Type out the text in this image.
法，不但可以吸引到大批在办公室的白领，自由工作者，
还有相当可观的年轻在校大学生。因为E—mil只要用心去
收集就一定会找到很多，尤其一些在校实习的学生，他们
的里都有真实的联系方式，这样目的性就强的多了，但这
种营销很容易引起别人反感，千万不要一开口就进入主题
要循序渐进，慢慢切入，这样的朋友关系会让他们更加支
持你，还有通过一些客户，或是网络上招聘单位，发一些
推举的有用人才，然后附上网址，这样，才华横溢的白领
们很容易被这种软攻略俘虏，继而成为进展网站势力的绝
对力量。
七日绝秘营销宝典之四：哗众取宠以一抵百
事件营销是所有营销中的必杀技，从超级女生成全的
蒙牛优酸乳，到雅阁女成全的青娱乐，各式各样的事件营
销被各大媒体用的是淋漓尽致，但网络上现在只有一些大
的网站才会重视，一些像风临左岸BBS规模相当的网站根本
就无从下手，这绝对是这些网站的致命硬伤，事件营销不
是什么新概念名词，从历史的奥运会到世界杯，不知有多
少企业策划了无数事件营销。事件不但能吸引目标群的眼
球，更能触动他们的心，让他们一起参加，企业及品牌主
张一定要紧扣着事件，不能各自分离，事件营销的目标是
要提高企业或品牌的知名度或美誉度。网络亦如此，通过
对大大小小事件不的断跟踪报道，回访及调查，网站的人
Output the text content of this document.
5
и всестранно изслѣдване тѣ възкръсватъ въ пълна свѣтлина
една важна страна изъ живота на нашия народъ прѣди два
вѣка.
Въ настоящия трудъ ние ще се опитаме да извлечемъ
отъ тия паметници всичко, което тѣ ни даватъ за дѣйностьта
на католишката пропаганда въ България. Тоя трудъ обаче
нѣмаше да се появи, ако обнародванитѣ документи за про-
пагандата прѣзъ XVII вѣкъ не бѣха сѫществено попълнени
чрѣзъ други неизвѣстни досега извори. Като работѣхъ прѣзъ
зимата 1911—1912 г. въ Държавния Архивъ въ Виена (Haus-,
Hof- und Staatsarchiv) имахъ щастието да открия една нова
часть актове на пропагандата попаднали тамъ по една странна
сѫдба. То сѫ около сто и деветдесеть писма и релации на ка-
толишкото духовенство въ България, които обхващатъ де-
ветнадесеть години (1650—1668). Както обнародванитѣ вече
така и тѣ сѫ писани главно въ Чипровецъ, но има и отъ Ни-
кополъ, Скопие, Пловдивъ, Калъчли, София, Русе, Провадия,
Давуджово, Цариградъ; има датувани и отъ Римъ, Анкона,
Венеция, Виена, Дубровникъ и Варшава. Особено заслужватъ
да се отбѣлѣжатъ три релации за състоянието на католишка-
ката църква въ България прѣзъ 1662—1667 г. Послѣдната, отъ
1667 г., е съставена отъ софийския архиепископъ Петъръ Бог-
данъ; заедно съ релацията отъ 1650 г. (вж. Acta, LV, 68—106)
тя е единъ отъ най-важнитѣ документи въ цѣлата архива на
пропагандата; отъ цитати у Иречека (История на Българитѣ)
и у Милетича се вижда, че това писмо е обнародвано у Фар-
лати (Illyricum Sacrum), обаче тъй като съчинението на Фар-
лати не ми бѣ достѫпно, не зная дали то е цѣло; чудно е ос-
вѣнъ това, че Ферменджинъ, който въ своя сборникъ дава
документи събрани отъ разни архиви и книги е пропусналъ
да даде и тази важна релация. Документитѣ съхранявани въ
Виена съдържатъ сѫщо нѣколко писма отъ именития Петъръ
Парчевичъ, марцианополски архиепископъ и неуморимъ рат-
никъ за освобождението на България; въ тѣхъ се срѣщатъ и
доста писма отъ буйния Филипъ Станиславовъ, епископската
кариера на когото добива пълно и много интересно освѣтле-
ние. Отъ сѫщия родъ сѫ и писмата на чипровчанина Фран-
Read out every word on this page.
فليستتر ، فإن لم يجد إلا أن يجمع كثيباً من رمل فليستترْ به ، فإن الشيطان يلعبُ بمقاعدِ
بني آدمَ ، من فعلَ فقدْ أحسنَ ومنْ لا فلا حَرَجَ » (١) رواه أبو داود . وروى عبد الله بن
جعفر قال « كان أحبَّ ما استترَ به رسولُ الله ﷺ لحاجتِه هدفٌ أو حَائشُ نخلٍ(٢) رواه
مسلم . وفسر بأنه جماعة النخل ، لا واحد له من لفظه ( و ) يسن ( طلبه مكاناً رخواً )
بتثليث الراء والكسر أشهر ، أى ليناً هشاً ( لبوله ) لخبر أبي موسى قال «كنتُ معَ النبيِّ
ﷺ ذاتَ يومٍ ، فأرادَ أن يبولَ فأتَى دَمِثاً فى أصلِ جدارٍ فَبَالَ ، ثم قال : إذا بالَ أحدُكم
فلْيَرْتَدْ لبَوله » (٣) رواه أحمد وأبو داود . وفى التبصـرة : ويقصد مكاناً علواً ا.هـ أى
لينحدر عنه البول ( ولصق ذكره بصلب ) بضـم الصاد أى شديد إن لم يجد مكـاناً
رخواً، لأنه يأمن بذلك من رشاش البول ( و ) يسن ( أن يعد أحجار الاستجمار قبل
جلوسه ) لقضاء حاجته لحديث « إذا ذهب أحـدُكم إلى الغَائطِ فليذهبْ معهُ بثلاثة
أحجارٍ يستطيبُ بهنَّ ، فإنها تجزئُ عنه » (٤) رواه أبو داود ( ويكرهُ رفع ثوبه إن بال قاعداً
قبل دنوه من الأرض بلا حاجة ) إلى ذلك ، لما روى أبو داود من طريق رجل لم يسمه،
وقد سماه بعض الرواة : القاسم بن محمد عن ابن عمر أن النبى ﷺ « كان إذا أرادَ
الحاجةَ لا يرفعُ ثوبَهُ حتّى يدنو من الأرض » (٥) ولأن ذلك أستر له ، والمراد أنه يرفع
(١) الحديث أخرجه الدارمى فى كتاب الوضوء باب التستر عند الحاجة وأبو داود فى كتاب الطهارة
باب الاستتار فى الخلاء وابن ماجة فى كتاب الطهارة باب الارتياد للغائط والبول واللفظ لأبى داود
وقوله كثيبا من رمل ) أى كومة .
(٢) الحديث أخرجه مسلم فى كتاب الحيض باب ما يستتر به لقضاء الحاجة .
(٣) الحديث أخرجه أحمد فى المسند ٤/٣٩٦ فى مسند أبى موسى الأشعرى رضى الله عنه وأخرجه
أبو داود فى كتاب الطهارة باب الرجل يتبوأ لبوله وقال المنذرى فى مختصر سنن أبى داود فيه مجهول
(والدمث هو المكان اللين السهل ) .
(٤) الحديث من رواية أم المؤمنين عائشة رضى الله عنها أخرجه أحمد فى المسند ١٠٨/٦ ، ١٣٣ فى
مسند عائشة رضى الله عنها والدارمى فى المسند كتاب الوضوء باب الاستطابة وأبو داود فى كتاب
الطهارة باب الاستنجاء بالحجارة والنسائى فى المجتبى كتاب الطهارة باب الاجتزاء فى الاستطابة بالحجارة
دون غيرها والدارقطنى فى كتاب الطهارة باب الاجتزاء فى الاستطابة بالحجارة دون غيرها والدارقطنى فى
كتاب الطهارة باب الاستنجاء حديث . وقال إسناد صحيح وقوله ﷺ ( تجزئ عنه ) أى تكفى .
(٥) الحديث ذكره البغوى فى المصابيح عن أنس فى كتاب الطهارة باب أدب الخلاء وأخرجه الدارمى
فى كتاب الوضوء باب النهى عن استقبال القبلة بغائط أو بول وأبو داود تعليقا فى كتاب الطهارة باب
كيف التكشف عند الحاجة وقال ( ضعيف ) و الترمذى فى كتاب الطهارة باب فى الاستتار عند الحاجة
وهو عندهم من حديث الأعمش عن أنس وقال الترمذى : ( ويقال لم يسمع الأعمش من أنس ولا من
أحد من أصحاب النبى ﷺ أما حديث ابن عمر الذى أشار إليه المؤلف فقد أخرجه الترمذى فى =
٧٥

Short task.
Look over the material above and show each line where "رخوا" appears.

Output below.
مسلم . وفسر بأنه جماعة النخل ، لا واحد له من لفظه ( و ) يسن ( طلبه مكاناً رخواً )
رخواً، لأنه يأمن بذلك من رشاش البول ( و ) يسن ( أن يعد أحجار الاستجمار قبل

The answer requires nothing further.